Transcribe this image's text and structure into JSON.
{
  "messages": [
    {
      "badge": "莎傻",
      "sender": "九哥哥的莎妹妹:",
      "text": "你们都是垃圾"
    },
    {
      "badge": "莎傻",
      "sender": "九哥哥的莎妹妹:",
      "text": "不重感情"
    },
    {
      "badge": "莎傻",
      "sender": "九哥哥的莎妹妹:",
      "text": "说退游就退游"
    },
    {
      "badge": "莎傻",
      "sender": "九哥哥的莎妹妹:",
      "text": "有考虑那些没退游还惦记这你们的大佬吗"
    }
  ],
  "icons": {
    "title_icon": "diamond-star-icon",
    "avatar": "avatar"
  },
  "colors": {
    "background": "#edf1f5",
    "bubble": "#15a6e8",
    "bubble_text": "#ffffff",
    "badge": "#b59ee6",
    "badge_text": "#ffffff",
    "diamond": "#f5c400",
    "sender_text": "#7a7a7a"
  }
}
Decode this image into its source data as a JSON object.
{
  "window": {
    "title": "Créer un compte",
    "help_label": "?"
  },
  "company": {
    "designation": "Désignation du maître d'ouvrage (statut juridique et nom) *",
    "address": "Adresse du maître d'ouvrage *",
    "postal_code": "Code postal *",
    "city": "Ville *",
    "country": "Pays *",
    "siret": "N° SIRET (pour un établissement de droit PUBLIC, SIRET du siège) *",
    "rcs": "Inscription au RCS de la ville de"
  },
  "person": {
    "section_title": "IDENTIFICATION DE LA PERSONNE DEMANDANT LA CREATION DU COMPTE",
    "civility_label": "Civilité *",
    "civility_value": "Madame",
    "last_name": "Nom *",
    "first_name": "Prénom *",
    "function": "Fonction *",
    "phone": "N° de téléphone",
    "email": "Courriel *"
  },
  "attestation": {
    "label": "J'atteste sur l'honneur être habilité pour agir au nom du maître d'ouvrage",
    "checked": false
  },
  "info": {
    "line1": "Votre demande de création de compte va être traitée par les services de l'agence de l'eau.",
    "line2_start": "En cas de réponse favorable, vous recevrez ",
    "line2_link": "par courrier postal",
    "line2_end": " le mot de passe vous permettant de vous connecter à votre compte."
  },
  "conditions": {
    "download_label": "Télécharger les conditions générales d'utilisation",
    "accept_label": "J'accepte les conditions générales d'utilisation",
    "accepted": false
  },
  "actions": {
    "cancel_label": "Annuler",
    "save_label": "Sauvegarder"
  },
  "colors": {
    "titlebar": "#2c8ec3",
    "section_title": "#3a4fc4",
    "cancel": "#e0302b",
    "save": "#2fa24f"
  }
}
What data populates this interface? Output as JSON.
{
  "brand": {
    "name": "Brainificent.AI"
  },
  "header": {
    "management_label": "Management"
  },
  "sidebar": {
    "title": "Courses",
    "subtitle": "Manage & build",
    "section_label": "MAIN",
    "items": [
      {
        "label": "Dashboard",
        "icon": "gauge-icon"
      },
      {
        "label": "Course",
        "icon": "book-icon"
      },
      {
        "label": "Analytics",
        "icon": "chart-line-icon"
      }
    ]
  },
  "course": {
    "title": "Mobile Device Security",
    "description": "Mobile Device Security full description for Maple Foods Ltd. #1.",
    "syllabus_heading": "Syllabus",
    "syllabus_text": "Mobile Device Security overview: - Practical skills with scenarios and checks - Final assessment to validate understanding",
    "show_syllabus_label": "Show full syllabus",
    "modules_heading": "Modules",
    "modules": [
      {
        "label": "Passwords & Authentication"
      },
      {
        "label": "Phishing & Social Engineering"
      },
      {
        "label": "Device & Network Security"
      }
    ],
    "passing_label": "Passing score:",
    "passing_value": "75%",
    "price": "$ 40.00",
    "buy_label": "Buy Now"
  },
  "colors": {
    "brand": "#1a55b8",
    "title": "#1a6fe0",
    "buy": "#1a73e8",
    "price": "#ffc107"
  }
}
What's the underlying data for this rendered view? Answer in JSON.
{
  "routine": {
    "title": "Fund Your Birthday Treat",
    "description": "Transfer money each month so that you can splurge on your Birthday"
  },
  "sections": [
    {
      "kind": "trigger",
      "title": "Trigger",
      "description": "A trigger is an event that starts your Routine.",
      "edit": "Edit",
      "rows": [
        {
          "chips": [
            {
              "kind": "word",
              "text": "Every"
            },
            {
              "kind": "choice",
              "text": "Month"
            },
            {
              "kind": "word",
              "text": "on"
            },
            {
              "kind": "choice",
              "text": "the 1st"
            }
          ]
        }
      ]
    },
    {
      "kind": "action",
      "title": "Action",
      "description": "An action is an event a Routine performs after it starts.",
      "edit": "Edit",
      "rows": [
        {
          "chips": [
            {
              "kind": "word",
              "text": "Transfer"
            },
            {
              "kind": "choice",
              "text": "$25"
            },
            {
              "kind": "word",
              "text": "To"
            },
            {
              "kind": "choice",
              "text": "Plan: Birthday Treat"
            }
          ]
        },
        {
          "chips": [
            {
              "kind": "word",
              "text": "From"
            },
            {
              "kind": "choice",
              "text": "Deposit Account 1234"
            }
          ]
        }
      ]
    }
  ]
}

........

◆ Exercise:
Exactly reproduce every line of the records.

◆ The answer:
Transcribe this image's text and structure into JSON.
{
  "messages": [
    {
      "badge": "莎傻",
      "sender": "九哥哥的莎妹妹:",
      "text": "你们都是垃圾"
    },
    {
      "badge": "莎傻",
      "sender": "九哥哥的莎妹妹:",
      "text": "不重感情"
    },
    {
      "badge": "莎傻",
      "sender": "九哥哥的莎妹妹:",
      "text": "说退游就退游"
    },
    {
      "badge": "莎傻",
      "sender": "九哥哥的莎妹妹:",
      "text": "有考虑那些没退游还惦记这你们的大佬吗"
    }
  ],
  "icons": {
    "title_icon": "diamond-star-icon",
    "avatar": "avatar"
  },
  "colors": {
    "background": "#edf1f5",
    "bubble": "#15a6e8",
    "bubble_text": "#ffffff",
    "badge": "#b59ee6",
    "badge_text": "#ffffff",
    "diamond": "#f5c400",
    "sender_text": "#7a7a7a"
  }
}
Decode this image into its source data as a JSON object.
{
  "window": {
    "title": "Créer un compte",
    "help_label": "?"
  },
  "company": {
    "designation": "Désignation du maître d'ouvrage (statut juridique et nom) *",
    "address": "Adresse du maître d'ouvrage *",
    "postal_code": "Code postal *",
    "city": "Ville *",
    "country": "Pays *",
    "siret": "N° SIRET (pour un établissement de droit PUBLIC, SIRET du siège) *",
    "rcs": "Inscription au RCS de la ville de"
  },
  "person": {
    "section_title": "IDENTIFICATION DE LA PERSONNE DEMANDANT LA CREATION DU COMPTE",
    "civility_label": "Civilité *",
    "civility_value": "Madame",
    "last_name": "Nom *",
    "first_name": "Prénom *",
    "function": "Fonction *",
    "phone": "N° de téléphone",
    "email": "Courriel *"
  },
  "attestation": {
    "label": "J'atteste sur l'honneur être habilité pour agir au nom du maître d'ouvrage",
    "checked": false
  },
  "info": {
    "line1": "Votre demande de création de compte va être traitée par les services de l'agence de l'eau.",
    "line2_start": "En cas de réponse favorable, vous recevrez ",
    "line2_link": "par courrier postal",
    "line2_end": " le mot de passe vous permettant de vous connecter à votre compte."
  },
  "conditions": {
    "download_label": "Télécharger les conditions générales d'utilisation",
    "accept_label": "J'accepte les conditions générales d'utilisation",
    "accepted": false
  },
  "actions": {
    "cancel_label": "Annuler",
    "save_label": "Sauvegarder"
  },
  "colors": {
    "titlebar": "#2c8ec3",
    "section_title": "#3a4fc4",
    "cancel": "#e0302b",
    "save": "#2fa24f"
  }
}
What data populates this interface? Output as JSON.
{
  "brand": {
    "name": "Brainificent.AI"
  },
  "header": {
    "management_label": "Management"
  },
  "sidebar": {
    "title": "Courses",
    "subtitle": "Manage & build",
    "section_label": "MAIN",
    "items": [
      {
        "label": "Dashboard",
        "icon": "gauge-icon"
      },
      {
        "label": "Course",
        "icon": "book-icon"
      },
      {
        "label": "Analytics",
        "icon": "chart-line-icon"
      }
    ]
  },
  "course": {
    "title": "Mobile Device Security",
    "description": "Mobile Device Security full description for Maple Foods Ltd. #1.",
    "syllabus_heading": "Syllabus",
    "syllabus_text": "Mobile Device Security overview: - Practical skills with scenarios and checks - Final assessment to validate understanding",
    "show_syllabus_label": "Show full syllabus",
    "modules_heading": "Modules",
    "modules": [
      {
        "label": "Passwords & Authentication"
      },
      {
        "label": "Phishing & Social Engineering"
      },
      {
        "label": "Device & Network Security"
      }
    ],
    "passing_label": "Passing score:",
    "passing_value": "75%",
    "price": "$ 40.00",
    "buy_label": "Buy Now"
  },
  "colors": {
    "brand": "#1a55b8",
    "title": "#1a6fe0",
    "buy": "#1a73e8",
    "price": "#ffc107"
  }
}
What's the underlying data for this rendered view? Answer in JSON.
{
  "routine": {
    "title": "Fund Your Birthday Treat",
    "description": "Transfer money each month so that you can splurge on your Birthday"
  },
  "sections": [
    {
      "kind": "trigger",
      "title": "Trigger",
      "description": "A trigger is an event that starts your Routine.",
      "edit": "Edit",
      "rows": [
        {
          "chips": [
            {
              "kind": "word",
              "text": "Every"
            },
            {
              "kind": "choice",
              "text": "Month"
            },
            {
              "kind": "word",
              "text": "on"
            },
            {
              "kind": "choice",
              "text": "the 1st"
            }
          ]
        }
      ]
    },
    {
      "kind": "action",
      "title": "Action",
      "description": "An action is an event a Routine performs after it starts.",
      "edit": "Edit",
      "rows": [
        {
          "chips": [
            {
              "kind": "word",
              "text": "Transfer"
            },
            {
              "kind": "choice",
              "text": "$25"
            },
            {
              "kind": "word",
              "text": "To"
            },
            {
              "kind": "choice",
              "text": "Plan: Birthday Treat"
            }
          ]
        },
        {
          "chips": [
            {
              "kind": "word",
              "text": "From"
            },
            {
              "kind": "choice",
              "text": "Deposit Account 1234"
            }
          ]
        }
      ]
    }
  ]
}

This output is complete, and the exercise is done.